>> BEGIN Exercise data
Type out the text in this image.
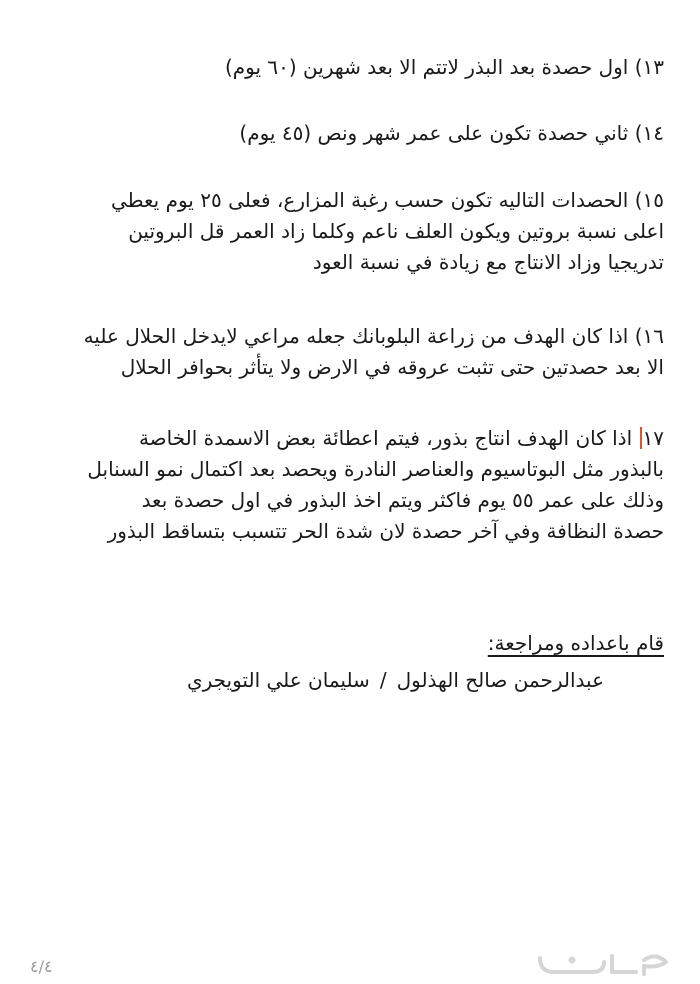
١٣) اول حصدة بعد البذر لاتتم الا بعد شهرين (٦٠ يوم)
١٤) ثاني حصدة تكون على عمر شهر ونص (٤٥ يوم)
١٥) الحصدات التاليه تكون حسب رغبة المزارع، فعلى ٢٥ يوم يعطي
اعلى نسبة بروتين ويكون العلف ناعم وكلما زاد العمر قل البروتين
تدريجيا وزاد الانتاج مع زيادة في نسبة العود
١٦) اذا كان الهدف من زراعة البلوبانك جعله مراعي لايدخل الحلال عليه
الا بعد حصدتين حتى تثبت عروقه في الارض ولا يتأثر بحوافر الحلال
١٧ اذا كان الهدف انتاج بذور، فيتم اعطائة بعض الاسمدة الخاصة
بالبذور مثل البوتاسيوم والعناصر النادرة ويحصد بعد اكتمال نمو السنابل
وذلك على عمر ٥٥ يوم فاكثر ويتم اخذ البذور في اول حصدة بعد
حصدة النظافة وفي آخر حصدة لان شدة الحر تتسبب بتساقط البذور
قام باعداده ومراجعة:
عبدالرحمن صالح الهذلول/سليمان علي التويجري
٤/٤
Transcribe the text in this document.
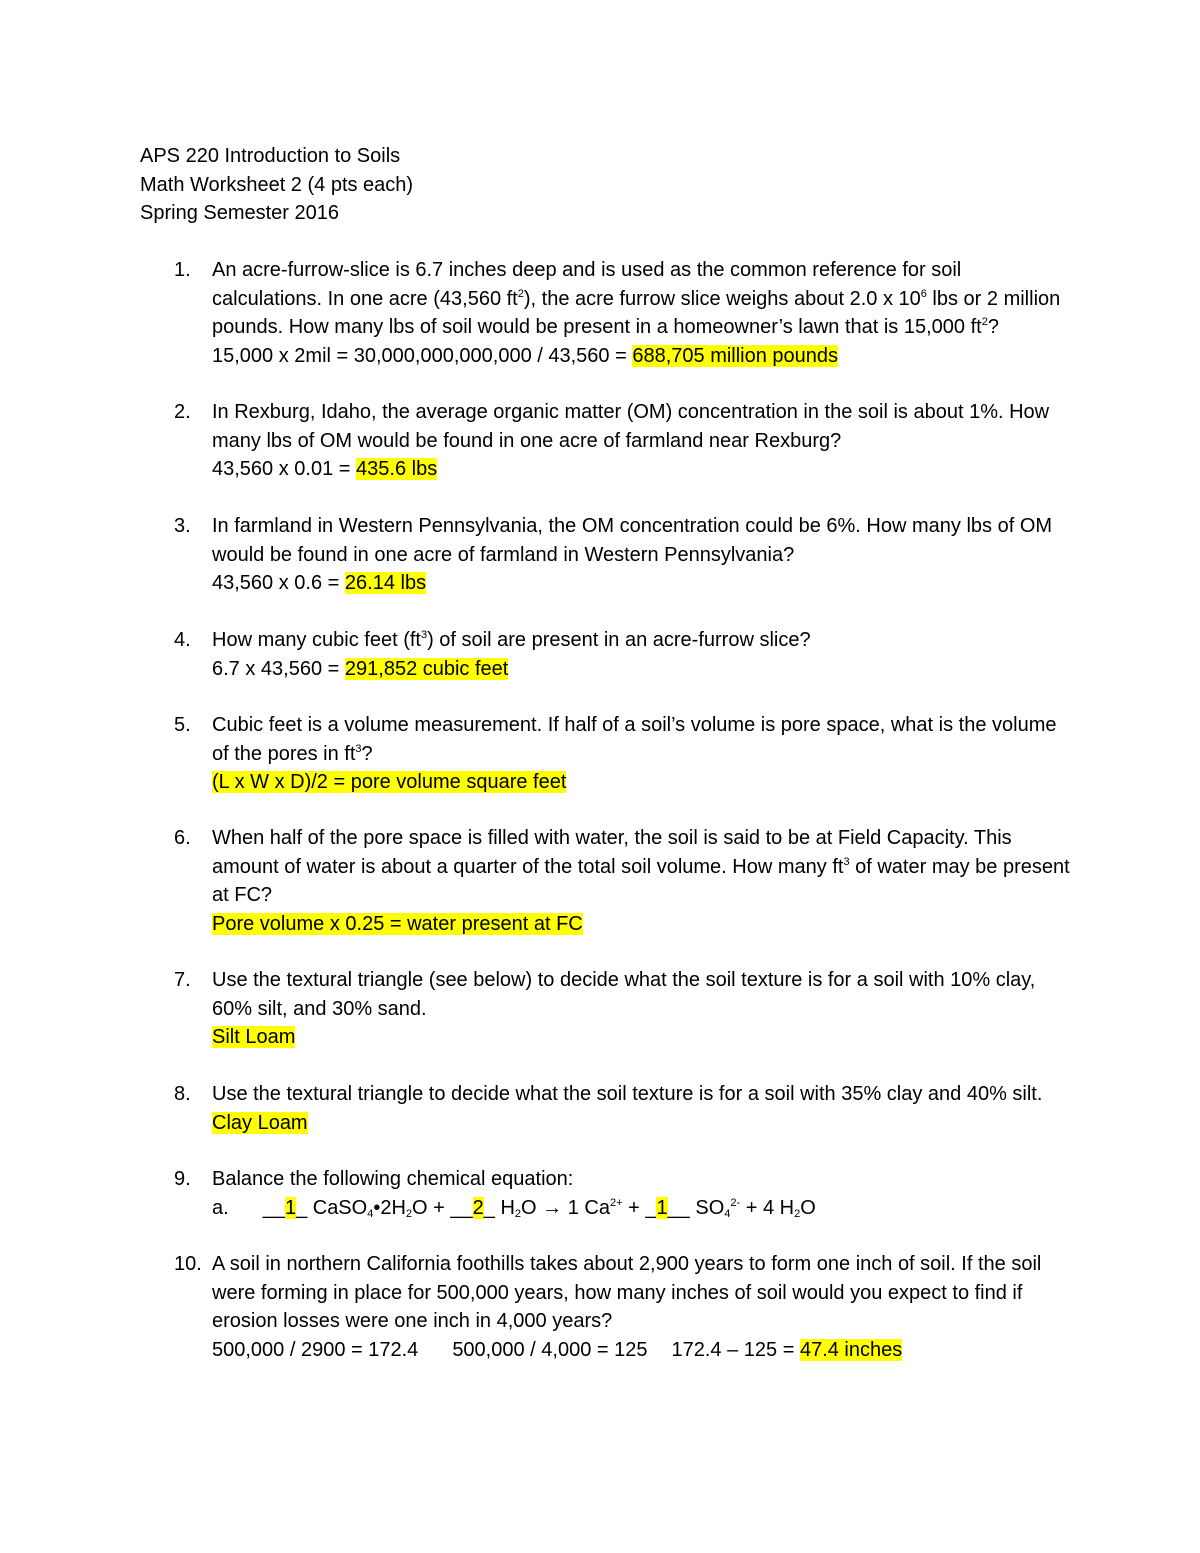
APS 220 Introduction to Soils
Math Worksheet 2 (4 pts each)
Spring Semester 2016
1. An acre-furrow-slice is 6.7 inches deep and is used as the common reference for soil calculations. In one acre (43,560 $ft^2$), the acre furrow slice weighs about 2.0 x $10^6$ lbs or 2 million pounds. How many lbs of soil would be present in a homeowner’s lawn that is 15,000 $ft^2$?
15,000 x 2mil = 30,000,000,000,000 / 43,560 = 688,705 million pounds
2. In Rexburg, Idaho, the average organic matter (OM) concentration in the soil is about 1%. How many lbs of OM would be found in one acre of farmland near Rexburg?
43,560 x 0.01 = 435.6 lbs
3. In farmland in Western Pennsylvania, the OM concentration could be 6%. How many lbs of OM would be found in one acre of farmland in Western Pennsylvania?
43,560 x 0.6 = 26.14 lbs
4. How many cubic feet $(ft^3)$ of soil are present in an acre-furrow slice?
6.7 x 43,560 = 291,852 cubic feet
5. Cubic feet is a volume measurement. If half of a soil’s volume is pore space, what is the volume of the pores in $ft^3$?
(L x W x D)/2 = pore volume square feet
6. When half of the pore space is filled with water, the soil is said to be at Field Capacity. This amount of water is about a quarter of the total soil volume. How many $ft^3$ of water may be present at FC?
Pore volume x 0.25 = water present at FC
7. Use the textural triangle (see below) to decide what the soil texture is for a soil with 10% clay, 60% silt, and 30% sand.
Silt Loam
8. Use the textural triangle to decide what the soil texture is for a soil with 35% clay and 40% silt.
Clay Loam
9. Balance the following chemical equation:
a. __1_ $CaSO_4•2H_2O$ + __2_ $H_2O \to 1$ $Ca^{2+}$ + _1__ $SO_4^{2-} + 4$ $H_2O$
10. A soil in northern California foothills takes about 2,900 years to form one inch of soil. If the soil were forming in place for 500,000 years, how many inches of soil would you expect to find if erosion losses were one inch in 4,000 years?
500,000 / 2900 = 172.4 500,000 / 4,000 = 125 172.4 – 125 = 47.4 inches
>> END Exercise data
_Challenge_
Count each line above in which the string "about" appears, then state only the total.

_The answer_
4